▶ **To be done**: Return every line of the records below unchanged, from the first line to the last.

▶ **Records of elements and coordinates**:
--- --- ---

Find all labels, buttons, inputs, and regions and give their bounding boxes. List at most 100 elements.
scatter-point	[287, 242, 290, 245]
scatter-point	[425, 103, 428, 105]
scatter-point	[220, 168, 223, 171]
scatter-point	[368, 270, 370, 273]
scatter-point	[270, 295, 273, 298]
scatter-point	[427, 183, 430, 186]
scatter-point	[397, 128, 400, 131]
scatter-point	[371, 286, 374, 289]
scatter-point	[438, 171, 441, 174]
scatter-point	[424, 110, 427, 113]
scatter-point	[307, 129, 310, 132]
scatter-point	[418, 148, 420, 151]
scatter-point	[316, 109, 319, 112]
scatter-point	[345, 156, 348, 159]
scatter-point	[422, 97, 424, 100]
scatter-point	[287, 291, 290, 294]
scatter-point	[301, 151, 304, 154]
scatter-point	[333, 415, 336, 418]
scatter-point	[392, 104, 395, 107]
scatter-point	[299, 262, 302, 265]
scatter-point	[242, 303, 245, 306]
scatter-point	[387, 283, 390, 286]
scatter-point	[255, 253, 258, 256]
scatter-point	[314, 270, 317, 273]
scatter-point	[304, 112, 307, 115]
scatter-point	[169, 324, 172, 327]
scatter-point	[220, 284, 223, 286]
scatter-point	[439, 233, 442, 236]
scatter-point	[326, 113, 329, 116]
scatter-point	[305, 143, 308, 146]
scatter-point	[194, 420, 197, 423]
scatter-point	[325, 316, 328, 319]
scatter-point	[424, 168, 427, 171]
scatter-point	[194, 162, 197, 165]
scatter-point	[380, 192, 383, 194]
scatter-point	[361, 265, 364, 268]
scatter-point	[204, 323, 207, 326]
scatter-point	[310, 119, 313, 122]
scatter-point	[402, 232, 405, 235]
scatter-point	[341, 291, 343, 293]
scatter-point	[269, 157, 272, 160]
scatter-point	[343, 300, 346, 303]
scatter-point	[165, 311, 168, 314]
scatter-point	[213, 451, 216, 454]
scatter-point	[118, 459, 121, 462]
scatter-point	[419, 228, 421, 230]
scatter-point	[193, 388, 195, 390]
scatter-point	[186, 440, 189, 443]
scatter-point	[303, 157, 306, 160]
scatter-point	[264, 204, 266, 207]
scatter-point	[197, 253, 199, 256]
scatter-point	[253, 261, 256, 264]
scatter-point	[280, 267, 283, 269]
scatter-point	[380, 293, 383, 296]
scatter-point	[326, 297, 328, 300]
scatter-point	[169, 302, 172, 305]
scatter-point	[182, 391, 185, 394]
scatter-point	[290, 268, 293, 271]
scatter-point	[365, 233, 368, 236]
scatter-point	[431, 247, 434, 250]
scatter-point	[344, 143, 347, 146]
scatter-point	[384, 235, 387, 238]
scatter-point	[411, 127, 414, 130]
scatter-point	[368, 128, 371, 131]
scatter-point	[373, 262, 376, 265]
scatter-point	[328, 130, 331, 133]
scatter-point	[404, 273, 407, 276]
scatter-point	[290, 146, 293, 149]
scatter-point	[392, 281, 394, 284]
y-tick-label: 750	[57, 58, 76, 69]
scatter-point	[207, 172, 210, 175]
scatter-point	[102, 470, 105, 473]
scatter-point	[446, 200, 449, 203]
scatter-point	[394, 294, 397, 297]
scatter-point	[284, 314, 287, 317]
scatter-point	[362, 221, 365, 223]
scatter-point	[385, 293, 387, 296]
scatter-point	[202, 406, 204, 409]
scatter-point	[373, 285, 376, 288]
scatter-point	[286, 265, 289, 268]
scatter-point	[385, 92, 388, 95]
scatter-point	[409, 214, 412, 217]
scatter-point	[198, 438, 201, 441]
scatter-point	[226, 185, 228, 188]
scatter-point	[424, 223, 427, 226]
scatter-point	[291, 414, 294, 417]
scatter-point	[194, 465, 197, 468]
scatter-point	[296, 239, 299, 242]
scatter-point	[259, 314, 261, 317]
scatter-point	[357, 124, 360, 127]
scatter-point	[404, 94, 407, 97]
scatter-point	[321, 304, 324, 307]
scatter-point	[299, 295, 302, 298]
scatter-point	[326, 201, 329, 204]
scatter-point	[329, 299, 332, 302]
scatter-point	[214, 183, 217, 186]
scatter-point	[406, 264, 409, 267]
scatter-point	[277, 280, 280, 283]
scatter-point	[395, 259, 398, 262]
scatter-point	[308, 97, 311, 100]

--- --- ---

▶ **Written response**:
Find all labels, buttons, inputs, and regions and give their bounding boxes. List at most 100 elements.
scatter-point	[287, 242, 290, 245]
scatter-point	[425, 103, 428, 105]
scatter-point	[220, 168, 223, 171]
scatter-point	[368, 270, 370, 273]
scatter-point	[270, 295, 273, 298]
scatter-point	[427, 183, 430, 186]
scatter-point	[397, 128, 400, 131]
scatter-point	[371, 286, 374, 289]
scatter-point	[438, 171, 441, 174]
scatter-point	[424, 110, 427, 113]
scatter-point	[307, 129, 310, 132]
scatter-point	[418, 148, 420, 151]
scatter-point	[316, 109, 319, 112]
scatter-point	[345, 156, 348, 159]
scatter-point	[422, 97, 424, 100]
scatter-point	[287, 291, 290, 294]
scatter-point	[301, 151, 304, 154]
scatter-point	[333, 415, 336, 418]
scatter-point	[392, 104, 395, 107]
scatter-point	[299, 262, 302, 265]
scatter-point	[242, 303, 245, 306]
scatter-point	[387, 283, 390, 286]
scatter-point	[255, 253, 258, 256]
scatter-point	[314, 270, 317, 273]
scatter-point	[304, 112, 307, 115]
scatter-point	[169, 324, 172, 327]
scatter-point	[220, 284, 223, 286]
scatter-point	[439, 233, 442, 236]
scatter-point	[326, 113, 329, 116]
scatter-point	[305, 143, 308, 146]
scatter-point	[194, 420, 197, 423]
scatter-point	[325, 316, 328, 319]
scatter-point	[424, 168, 427, 171]
scatter-point	[194, 162, 197, 165]
scatter-point	[380, 192, 383, 194]
scatter-point	[361, 265, 364, 268]
scatter-point	[204, 323, 207, 326]
scatter-point	[310, 119, 313, 122]
scatter-point	[402, 232, 405, 235]
scatter-point	[341, 291, 343, 293]
scatter-point	[269, 157, 272, 160]
scatter-point	[343, 300, 346, 303]
scatter-point	[165, 311, 168, 314]
scatter-point	[213, 451, 216, 454]
scatter-point	[118, 459, 121, 462]
scatter-point	[419, 228, 421, 230]
scatter-point	[193, 388, 195, 390]
scatter-point	[186, 440, 189, 443]
scatter-point	[303, 157, 306, 160]
scatter-point	[264, 204, 266, 207]
scatter-point	[197, 253, 199, 256]
scatter-point	[253, 261, 256, 264]
scatter-point	[280, 267, 283, 269]
scatter-point	[380, 293, 383, 296]
scatter-point	[326, 297, 328, 300]
scatter-point	[169, 302, 172, 305]
scatter-point	[182, 391, 185, 394]
scatter-point	[290, 268, 293, 271]
scatter-point	[365, 233, 368, 236]
scatter-point	[431, 247, 434, 250]
scatter-point	[344, 143, 347, 146]
scatter-point	[384, 235, 387, 238]
scatter-point	[411, 127, 414, 130]
scatter-point	[368, 128, 371, 131]
scatter-point	[373, 262, 376, 265]
scatter-point	[328, 130, 331, 133]
scatter-point	[404, 273, 407, 276]
scatter-point	[290, 146, 293, 149]
scatter-point	[392, 281, 394, 284]
y-tick-label: 750	[57, 58, 76, 69]
scatter-point	[207, 172, 210, 175]
scatter-point	[102, 470, 105, 473]
scatter-point	[446, 200, 449, 203]
scatter-point	[394, 294, 397, 297]
scatter-point	[284, 314, 287, 317]
scatter-point	[362, 221, 365, 223]
scatter-point	[385, 293, 387, 296]
scatter-point	[202, 406, 204, 409]
scatter-point	[373, 285, 376, 288]
scatter-point	[286, 265, 289, 268]
scatter-point	[385, 92, 388, 95]
scatter-point	[409, 214, 412, 217]
scatter-point	[198, 438, 201, 441]
scatter-point	[226, 185, 228, 188]
scatter-point	[424, 223, 427, 226]
scatter-point	[291, 414, 294, 417]
scatter-point	[194, 465, 197, 468]
scatter-point	[296, 239, 299, 242]
scatter-point	[259, 314, 261, 317]
scatter-point	[357, 124, 360, 127]
scatter-point	[404, 94, 407, 97]
scatter-point	[321, 304, 324, 307]
scatter-point	[299, 295, 302, 298]
scatter-point	[326, 201, 329, 204]
scatter-point	[329, 299, 332, 302]
scatter-point	[214, 183, 217, 186]
scatter-point	[406, 264, 409, 267]
scatter-point	[277, 280, 280, 283]
scatter-point	[395, 259, 398, 262]
scatter-point	[308, 97, 311, 100]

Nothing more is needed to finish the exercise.